**What is expected**.
Repeat each entry in full, exactly.

☆ ☆ ☆ ☆ ☆

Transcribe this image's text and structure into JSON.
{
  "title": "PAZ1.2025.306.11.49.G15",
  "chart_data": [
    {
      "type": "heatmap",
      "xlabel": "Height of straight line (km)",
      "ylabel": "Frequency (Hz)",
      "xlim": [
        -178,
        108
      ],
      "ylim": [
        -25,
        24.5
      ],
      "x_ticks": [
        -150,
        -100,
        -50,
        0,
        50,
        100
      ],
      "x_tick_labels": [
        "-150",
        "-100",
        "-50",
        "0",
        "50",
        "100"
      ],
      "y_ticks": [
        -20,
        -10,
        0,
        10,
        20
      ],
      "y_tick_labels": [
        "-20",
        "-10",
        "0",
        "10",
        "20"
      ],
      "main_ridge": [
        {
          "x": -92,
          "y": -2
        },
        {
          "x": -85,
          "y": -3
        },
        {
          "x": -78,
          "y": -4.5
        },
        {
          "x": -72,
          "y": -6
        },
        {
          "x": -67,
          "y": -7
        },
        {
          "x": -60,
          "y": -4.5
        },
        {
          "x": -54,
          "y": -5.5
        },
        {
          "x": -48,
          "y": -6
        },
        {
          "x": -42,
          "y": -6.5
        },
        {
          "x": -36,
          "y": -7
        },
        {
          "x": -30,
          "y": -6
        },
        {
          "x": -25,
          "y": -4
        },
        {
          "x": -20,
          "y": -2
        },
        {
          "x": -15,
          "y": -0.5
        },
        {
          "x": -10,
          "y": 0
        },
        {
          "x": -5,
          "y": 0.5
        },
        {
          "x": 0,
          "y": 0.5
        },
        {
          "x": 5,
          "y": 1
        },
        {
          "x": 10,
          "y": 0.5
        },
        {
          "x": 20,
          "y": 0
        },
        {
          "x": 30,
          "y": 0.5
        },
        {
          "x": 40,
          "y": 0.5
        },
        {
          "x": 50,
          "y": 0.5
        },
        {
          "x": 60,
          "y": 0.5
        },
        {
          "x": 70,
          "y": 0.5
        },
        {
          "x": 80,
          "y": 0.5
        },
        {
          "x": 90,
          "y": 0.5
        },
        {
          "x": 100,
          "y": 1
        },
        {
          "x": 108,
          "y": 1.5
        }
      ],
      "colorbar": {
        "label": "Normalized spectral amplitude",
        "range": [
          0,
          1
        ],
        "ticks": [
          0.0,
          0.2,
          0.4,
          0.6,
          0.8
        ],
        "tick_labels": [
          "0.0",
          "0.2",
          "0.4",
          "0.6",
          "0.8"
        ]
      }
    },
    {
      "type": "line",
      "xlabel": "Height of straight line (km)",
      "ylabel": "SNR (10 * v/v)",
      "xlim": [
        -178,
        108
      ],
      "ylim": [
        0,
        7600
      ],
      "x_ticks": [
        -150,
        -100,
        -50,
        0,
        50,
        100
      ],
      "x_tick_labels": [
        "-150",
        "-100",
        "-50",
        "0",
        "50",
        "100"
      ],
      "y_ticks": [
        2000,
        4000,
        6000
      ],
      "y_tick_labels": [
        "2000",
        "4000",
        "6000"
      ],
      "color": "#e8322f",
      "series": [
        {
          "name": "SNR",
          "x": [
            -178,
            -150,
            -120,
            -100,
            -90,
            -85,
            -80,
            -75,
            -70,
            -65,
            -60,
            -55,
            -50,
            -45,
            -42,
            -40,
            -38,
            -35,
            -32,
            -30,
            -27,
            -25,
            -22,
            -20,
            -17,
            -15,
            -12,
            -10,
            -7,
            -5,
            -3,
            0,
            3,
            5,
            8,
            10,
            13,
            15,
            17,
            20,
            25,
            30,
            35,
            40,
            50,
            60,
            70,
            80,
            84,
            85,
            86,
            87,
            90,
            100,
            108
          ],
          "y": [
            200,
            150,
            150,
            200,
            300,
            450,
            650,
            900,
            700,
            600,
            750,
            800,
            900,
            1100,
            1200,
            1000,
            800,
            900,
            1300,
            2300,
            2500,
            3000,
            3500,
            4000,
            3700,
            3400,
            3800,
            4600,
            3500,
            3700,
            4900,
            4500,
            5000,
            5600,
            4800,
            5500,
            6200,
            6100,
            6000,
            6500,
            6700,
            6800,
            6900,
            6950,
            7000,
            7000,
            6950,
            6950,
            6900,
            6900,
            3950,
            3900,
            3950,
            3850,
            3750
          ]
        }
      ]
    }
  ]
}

☆ ☆ ☆ ☆ ☆

**Solution to the exercise**.
Transcribe this image's text and structure into JSON.
{
  "title": "PAZ1.2025.306.11.49.G15",
  "chart_data": [
    {
      "type": "heatmap",
      "xlabel": "Height of straight line (km)",
      "ylabel": "Frequency (Hz)",
      "xlim": [
        -178,
        108
      ],
      "ylim": [
        -25,
        24.5
      ],
      "x_ticks": [
        -150,
        -100,
        -50,
        0,
        50,
        100
      ],
      "x_tick_labels": [
        "-150",
        "-100",
        "-50",
        "0",
        "50",
        "100"
      ],
      "y_ticks": [
        -20,
        -10,
        0,
        10,
        20
      ],
      "y_tick_labels": [
        "-20",
        "-10",
        "0",
        "10",
        "20"
      ],
      "main_ridge": [
        {
          "x": -92,
          "y": -2
        },
        {
          "x": -85,
          "y": -3
        },
        {
          "x": -78,
          "y": -4.5
        },
        {
          "x": -72,
          "y": -6
        },
        {
          "x": -67,
          "y": -7
        },
        {
          "x": -60,
          "y": -4.5
        },
        {
          "x": -54,
          "y": -5.5
        },
        {
          "x": -48,
          "y": -6
        },
        {
          "x": -42,
          "y": -6.5
        },
        {
          "x": -36,
          "y": -7
        },
        {
          "x": -30,
          "y": -6
        },
        {
          "x": -25,
          "y": -4
        },
        {
          "x": -20,
          "y": -2
        },
        {
          "x": -15,
          "y": -0.5
        },
        {
          "x": -10,
          "y": 0
        },
        {
          "x": -5,
          "y": 0.5
        },
        {
          "x": 0,
          "y": 0.5
        },
        {
          "x": 5,
          "y": 1
        },
        {
          "x": 10,
          "y": 0.5
        },
        {
          "x": 20,
          "y": 0
        },
        {
          "x": 30,
          "y": 0.5
        },
        {
          "x": 40,
          "y": 0.5
        },
        {
          "x": 50,
          "y": 0.5
        },
        {
          "x": 60,
          "y": 0.5
        },
        {
          "x": 70,
          "y": 0.5
        },
        {
          "x": 80,
          "y": 0.5
        },
        {
          "x": 90,
          "y": 0.5
        },
        {
          "x": 100,
          "y": 1
        },
        {
          "x": 108,
          "y": 1.5
        }
      ],
      "colorbar": {
        "label": "Normalized spectral amplitude",
        "range": [
          0,
          1
        ],
        "ticks": [
          0.0,
          0.2,
          0.4,
          0.6,
          0.8
        ],
        "tick_labels": [
          "0.0",
          "0.2",
          "0.4",
          "0.6",
          "0.8"
        ]
      }
    },
    {
      "type": "line",
      "xlabel": "Height of straight line (km)",
      "ylabel": "SNR (10 * v/v)",
      "xlim": [
        -178,
        108
      ],
      "ylim": [
        0,
        7600
      ],
      "x_ticks": [
        -150,
        -100,
        -50,
        0,
        50,
        100
      ],
      "x_tick_labels": [
        "-150",
        "-100",
        "-50",
        "0",
        "50",
        "100"
      ],
      "y_ticks": [
        2000,
        4000,
        6000
      ],
      "y_tick_labels": [
        "2000",
        "4000",
        "6000"
      ],
      "color": "#e8322f",
      "series": [
        {
          "name": "SNR",
          "x": [
            -178,
            -150,
            -120,
            -100,
            -90,
            -85,
            -80,
            -75,
            -70,
            -65,
            -60,
            -55,
            -50,
            -45,
            -42,
            -40,
            -38,
            -35,
            -32,
            -30,
            -27,
            -25,
            -22,
            -20,
            -17,
            -15,
            -12,
            -10,
            -7,
            -5,
            -3,
            0,
            3,
            5,
            8,
            10,
            13,
            15,
            17,
            20,
            25,
            30,
            35,
            40,
            50,
            60,
            70,
            80,
            84,
            85,
            86,
            87,
            90,
            100,
            108
          ],
          "y": [
            200,
            150,
            150,
            200,
            300,
            450,
            650,
            900,
            700,
            600,
            750,
            800,
            900,
            1100,
            1200,
            1000,
            800,
            900,
            1300,
            2300,
            2500,
            3000,
            3500,
            4000,
            3700,
            3400,
            3800,
            4600,
            3500,
            3700,
            4900,
            4500,
            5000,
            5600,
            4800,
            5500,
            6200,
            6100,
            6000,
            6500,
            6700,
            6800,
            6900,
            6950,
            7000,
            7000,
            6950,
            6950,
            6900,
            6900,
            3950,
            3900,
            3950,
            3850,
            3750
          ]
        }
      ]
    }
  ]
}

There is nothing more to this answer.